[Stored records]

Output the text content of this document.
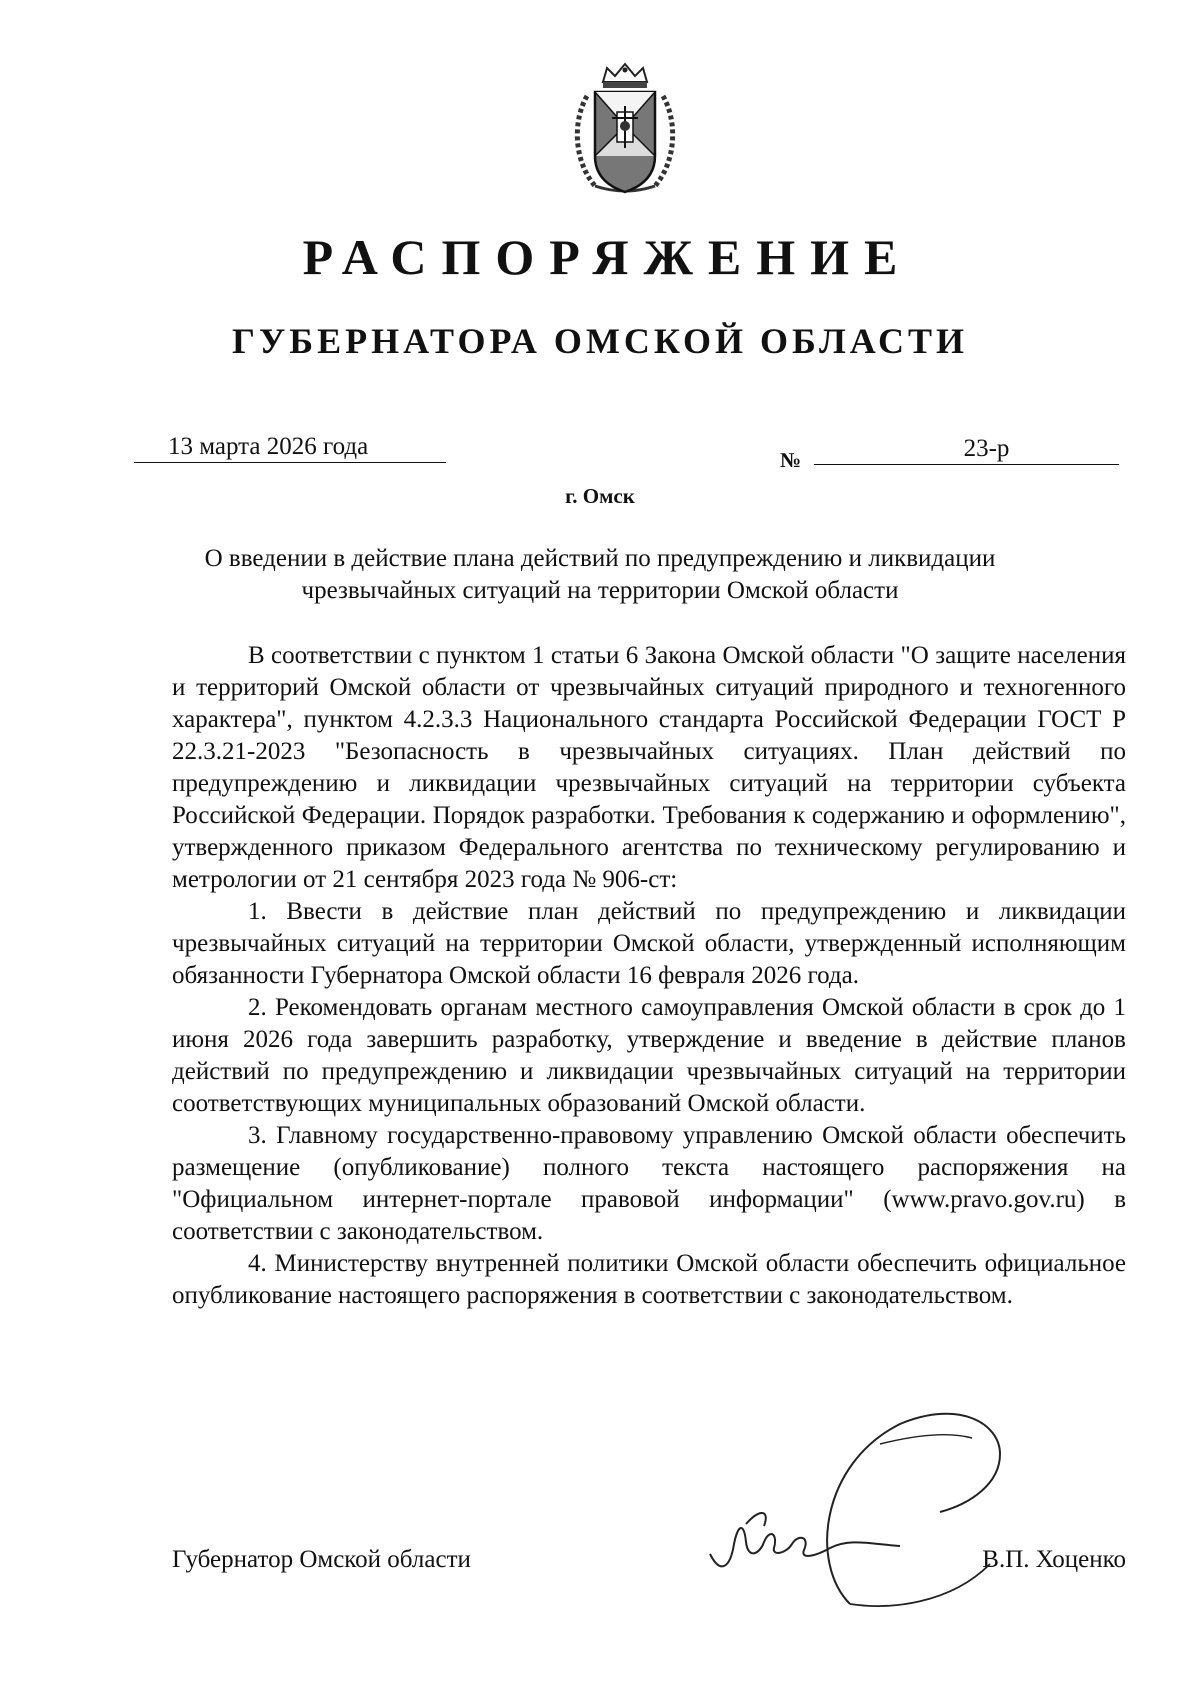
РАСПОРЯЖЕНИЕ
ГУБЕРНАТОРА ОМСКОЙ ОБЛАСТИ
13 марта 2026 года	№	23-р
г. Омск

О введении в действие плана действий по предупреждению и ликвидации чрезвычайных ситуаций на территории Омской области

В соответствии с пунктом 1 статьи 6 Закона Омской области "О защите населения и территорий Омской области от чрезвычайных ситуаций природного и техногенного характера", пунктом 4.2.3.3 Национального стандарта Российской Федерации ГОСТ Р 22.3.21-2023 "Безопасность в чрезвычайных ситуациях. План действий по предупреждению и ликвидации чрезвычайных ситуаций на территории субъекта Российской Федерации. Порядок разработки. Требования к содержанию и оформлению", утвержденного приказом Федерального агентства по техническому регулированию и метрологии от 21 сентября 2023 года № 906-ст:

1. Ввести в действие план действий по предупреждению и ликвидации чрезвычайных ситуаций на территории Омской области, утвержденный исполняющим обязанности Губернатора Омской области 16 февраля 2026 года.

2. Рекомендовать органам местного самоуправления Омской области в срок до 1 июня 2026 года завершить разработку, утверждение и введение в действие планов действий по предупреждению и ликвидации чрезвычайных ситуаций на территории соответствующих муниципальных образований Омской области.

3. Главному государственно-правовому управлению Омской области обеспечить размещение (опубликование) полного текста настоящего распоряжения на "Официальном интернет-портале правовой информации" (www.pravo.gov.ru) в соответствии с законодательством.

4. Министерству внутренней политики Омской области обеспечить официальное опубликование настоящего распоряжения в соответствии с законодательством.

Губернатор Омской области	В.П. Хоценко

## Goal
Without the pictures, print the whole listing exactly as given.

## Problem solution
Output the text content of this document.
РАСПОРЯЖЕНИЕ
ГУБЕРНАТОРА ОМСКОЙ ОБЛАСТИ
13 марта 2026 года	№	23-р
г. Омск

О введении в действие плана действий по предупреждению и ликвидации чрезвычайных ситуаций на территории Омской области

В соответствии с пунктом 1 статьи 6 Закона Омской области "О защите населения и территорий Омской области от чрезвычайных ситуаций природного и техногенного характера", пунктом 4.2.3.3 Национального стандарта Российской Федерации ГОСТ Р 22.3.21-2023 "Безопасность в чрезвычайных ситуациях. План действий по предупреждению и ликвидации чрезвычайных ситуаций на территории субъекта Российской Федерации. Порядок разработки. Требования к содержанию и оформлению", утвержденного приказом Федерального агентства по техническому регулированию и метрологии от 21 сентября 2023 года № 906-ст:

1. Ввести в действие план действий по предупреждению и ликвидации чрезвычайных ситуаций на территории Омской области, утвержденный исполняющим обязанности Губернатора Омской области 16 февраля 2026 года.

2. Рекомендовать органам местного самоуправления Омской области в срок до 1 июня 2026 года завершить разработку, утверждение и введение в действие планов действий по предупреждению и ликвидации чрезвычайных ситуаций на территории соответствующих муниципальных образований Омской области.

3. Главному государственно-правовому управлению Омской области обеспечить размещение (опубликование) полного текста настоящего распоряжения на "Официальном интернет-портале правовой информации" (www.pravo.gov.ru) в соответствии с законодательством.

4. Министерству внутренней политики Омской области обеспечить официальное опубликование настоящего распоряжения в соответствии с законодательством.

Губернатор Омской области	В.П. Хоценко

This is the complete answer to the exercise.